═══ EXTRAIT CHOISI ═══

Randonnée dans les Alpilles : immersion authentique au cœur d’un massif provençal

9 juin 2025

Un massif singulier, sculpté par la nature et les hommes

Situé entre Arles et Avignon, le massif des Alpilles n’a, sur la carte, rien d’immense. Une quarantaine de kilomètres d’est en ouest, moins de quinze du nord au sud : des dimensions modestes qui contrastent avec l’aura qui l’entoure. Mais ici, la taille ne compte pas : ce qui frappe, c’est la puissance du lieu. Rochers blancs éclatants, forêts de pins et d’oliviers, villages perchés, cicatrices de carrières et champs d’amandiers racontent une histoire dense, celle d’une Provence âpre, indomptée, bien loin des clichés des cartes postales.

Le massif des Alpilles, protégé par le Parc naturel régional depuis 2007, est un site classé Natura 2000. À pied, l’expérience se vit intensément : le terrain est accidenté, les panoramas s’ouvrent sans prévenir, et chaque sentier donne l’impression de basculer dans un autre monde. Les chiffres donnent la mesure : plus de 30 sentiers balisés, environ 500 km de parcours pédestres (source : PNR Alpilles), et des affluences en constante progression : près de 110 000 visiteurs chaque année selon le parc.

═══ EXTRAITS DE DONNÉES ═══

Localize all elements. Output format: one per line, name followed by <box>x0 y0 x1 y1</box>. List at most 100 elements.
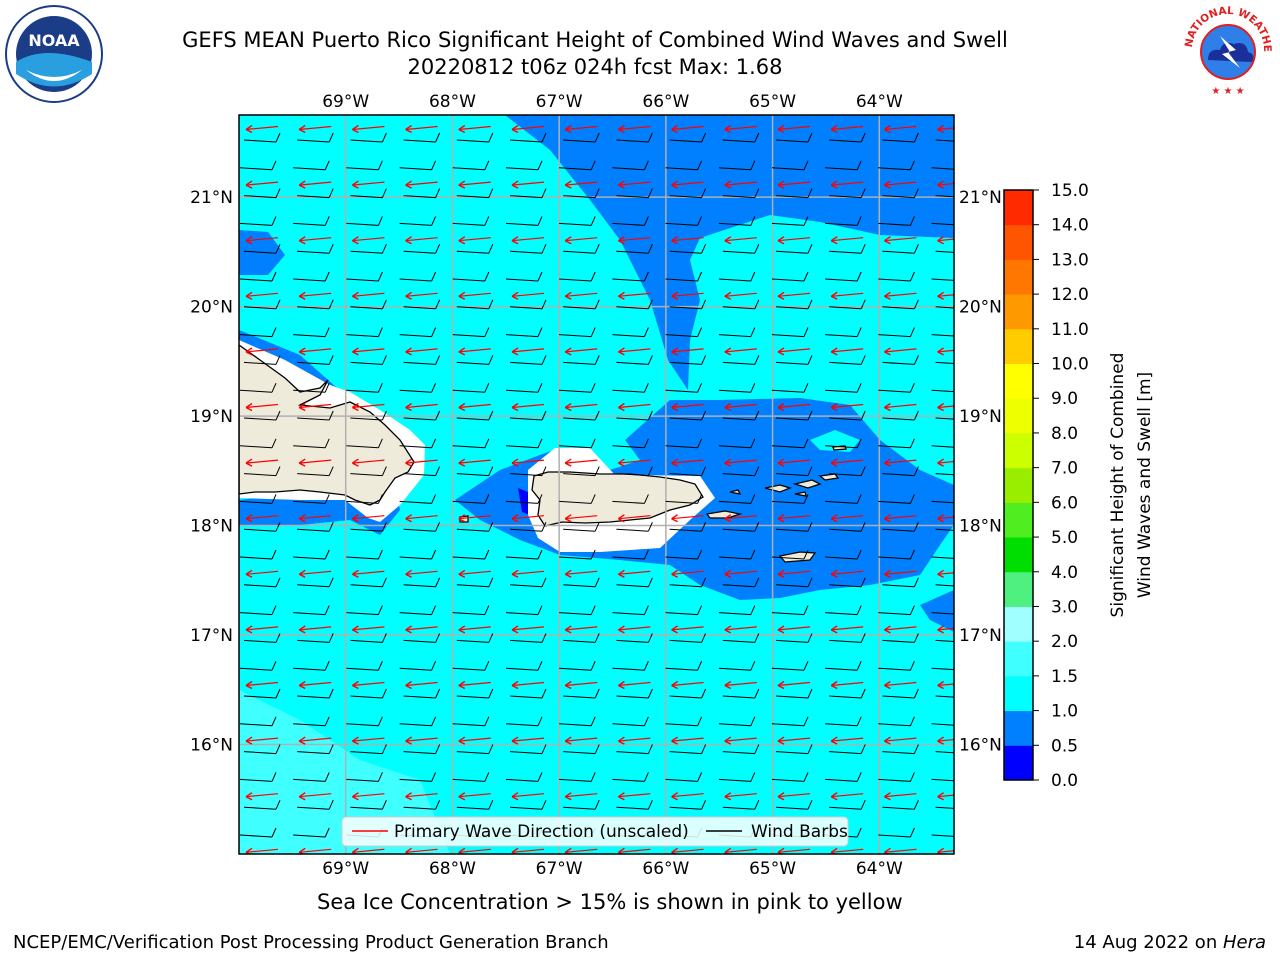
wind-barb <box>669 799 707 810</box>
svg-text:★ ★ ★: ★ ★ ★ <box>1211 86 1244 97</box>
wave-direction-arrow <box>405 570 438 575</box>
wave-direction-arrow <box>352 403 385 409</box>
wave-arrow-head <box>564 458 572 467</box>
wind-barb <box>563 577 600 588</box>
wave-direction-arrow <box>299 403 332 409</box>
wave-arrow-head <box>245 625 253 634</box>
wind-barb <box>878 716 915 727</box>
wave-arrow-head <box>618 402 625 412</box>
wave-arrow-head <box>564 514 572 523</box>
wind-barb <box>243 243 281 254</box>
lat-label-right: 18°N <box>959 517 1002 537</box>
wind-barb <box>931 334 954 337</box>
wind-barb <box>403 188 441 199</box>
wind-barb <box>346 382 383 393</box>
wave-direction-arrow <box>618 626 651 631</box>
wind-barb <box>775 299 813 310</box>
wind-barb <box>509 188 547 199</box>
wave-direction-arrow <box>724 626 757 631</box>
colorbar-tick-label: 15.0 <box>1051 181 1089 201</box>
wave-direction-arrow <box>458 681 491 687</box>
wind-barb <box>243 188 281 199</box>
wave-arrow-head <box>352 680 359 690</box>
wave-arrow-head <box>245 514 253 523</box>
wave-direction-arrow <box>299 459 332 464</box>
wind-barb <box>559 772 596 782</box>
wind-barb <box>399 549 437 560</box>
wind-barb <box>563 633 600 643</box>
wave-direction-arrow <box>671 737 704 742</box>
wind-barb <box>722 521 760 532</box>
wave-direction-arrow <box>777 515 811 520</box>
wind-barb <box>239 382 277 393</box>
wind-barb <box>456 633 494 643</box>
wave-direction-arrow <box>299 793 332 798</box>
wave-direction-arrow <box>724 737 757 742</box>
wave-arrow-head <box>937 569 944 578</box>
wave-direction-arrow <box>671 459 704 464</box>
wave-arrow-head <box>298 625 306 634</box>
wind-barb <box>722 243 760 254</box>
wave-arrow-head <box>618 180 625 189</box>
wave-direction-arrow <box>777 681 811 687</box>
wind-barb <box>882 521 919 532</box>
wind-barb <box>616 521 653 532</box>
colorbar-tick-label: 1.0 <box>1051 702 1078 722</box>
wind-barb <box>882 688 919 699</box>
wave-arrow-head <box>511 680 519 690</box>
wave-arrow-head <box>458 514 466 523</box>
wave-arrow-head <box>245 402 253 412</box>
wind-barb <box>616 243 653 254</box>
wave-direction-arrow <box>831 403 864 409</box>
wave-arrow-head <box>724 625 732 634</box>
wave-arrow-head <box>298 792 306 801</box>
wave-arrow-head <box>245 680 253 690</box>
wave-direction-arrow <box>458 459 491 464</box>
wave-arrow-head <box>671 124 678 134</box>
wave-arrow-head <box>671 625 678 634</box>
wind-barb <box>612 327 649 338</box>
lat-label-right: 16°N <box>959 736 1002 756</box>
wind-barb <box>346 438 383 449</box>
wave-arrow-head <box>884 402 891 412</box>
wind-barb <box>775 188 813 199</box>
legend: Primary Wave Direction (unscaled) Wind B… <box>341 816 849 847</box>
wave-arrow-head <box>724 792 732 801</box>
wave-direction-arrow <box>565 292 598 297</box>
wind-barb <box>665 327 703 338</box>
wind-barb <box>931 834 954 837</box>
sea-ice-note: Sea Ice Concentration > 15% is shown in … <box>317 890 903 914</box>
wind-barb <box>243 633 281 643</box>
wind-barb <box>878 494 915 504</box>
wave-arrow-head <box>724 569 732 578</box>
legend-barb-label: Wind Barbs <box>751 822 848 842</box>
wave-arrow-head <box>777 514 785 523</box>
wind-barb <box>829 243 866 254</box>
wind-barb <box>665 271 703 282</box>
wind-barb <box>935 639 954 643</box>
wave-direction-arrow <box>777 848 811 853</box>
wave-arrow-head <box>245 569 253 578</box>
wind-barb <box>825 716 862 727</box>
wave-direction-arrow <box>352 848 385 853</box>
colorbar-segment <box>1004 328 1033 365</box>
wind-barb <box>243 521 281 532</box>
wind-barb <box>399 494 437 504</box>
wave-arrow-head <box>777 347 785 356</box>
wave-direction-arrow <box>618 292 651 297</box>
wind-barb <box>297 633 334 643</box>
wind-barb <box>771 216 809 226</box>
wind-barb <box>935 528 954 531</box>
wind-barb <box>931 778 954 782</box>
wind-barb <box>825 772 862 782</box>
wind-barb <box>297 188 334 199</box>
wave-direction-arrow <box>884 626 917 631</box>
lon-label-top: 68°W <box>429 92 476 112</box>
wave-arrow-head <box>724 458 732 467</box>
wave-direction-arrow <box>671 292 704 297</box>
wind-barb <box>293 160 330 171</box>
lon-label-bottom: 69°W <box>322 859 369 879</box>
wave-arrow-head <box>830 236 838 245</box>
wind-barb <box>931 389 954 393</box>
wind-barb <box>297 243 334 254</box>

═══

À FAIRE:
**A.** Recopiez mot pour mot le passage du texte sur le massif des Alpilles qui commence aux mots « 9 juin 2025 » et se termine après « des cartes postales. ».
**B.** Poursuivez le texte sur le massif des Alpilles à la suite de sa dernière phrase.

RÉPONSES ATTENDUES:
**A.**
9 juin 2025

Un massif singulier, sculpté par la nature et les hommes

Situé entre Arles et Avignon, le massif des Alpilles n’a, sur la carte, rien d’immense. Une quarantaine de kilomètres d’est en ouest, moins de quinze du nord au sud : des dimensions modestes qui contrastent avec l’aura qui l’entoure. Mais ici, la taille ne compte pas : ce qui frappe, c’est la puissance du lieu. Rochers blancs éclatants, forêts de pins et d’oliviers, villages perchés, cicatrices de carrières et champs d’amandiers racontent une histoire dense, celle d’une Provence âpre, indomptée, bien loin des clichés des cartes postales.

**B.**
Paysages à couper le souffle et points de vue inattendus

Randonnée dans les Alpilles rime avec diversité de paysages. En quelques kilomètres, le randonneur passe du maquis méditerranéen à des arêtes rocheuses d'où l'on observe toute la plaine de la Crau, la Camargue, le Rhône, et parfois, par temps très clair, les prémices du Luberon au nord.

  • Les crêtes et belvédères : parmi les plus impressionnants, la montée vers la crête des Civadières ou le mont Gaussier (306 m) au-dessus de Saint-Rémy-de-Provence. D'ici, on surplombe le Val d'Enfer et la plaine d’un côté, les silos à blé de la Crau de l’autre.
  • Les combes sauvages : la combe de la Lèque : encaissement, végétation endémique, senteurs de garrigue. Beaucoup plus calme que les sentiers ultra-fréquentés près des Baux.
  • Les villages perchés : Les Baux-de-Provence (classé parmi les Plus Beaux Villages de France, 1,5 million de visiteurs par an), Eygalières, Aureille – véritables balcons sur la Provence.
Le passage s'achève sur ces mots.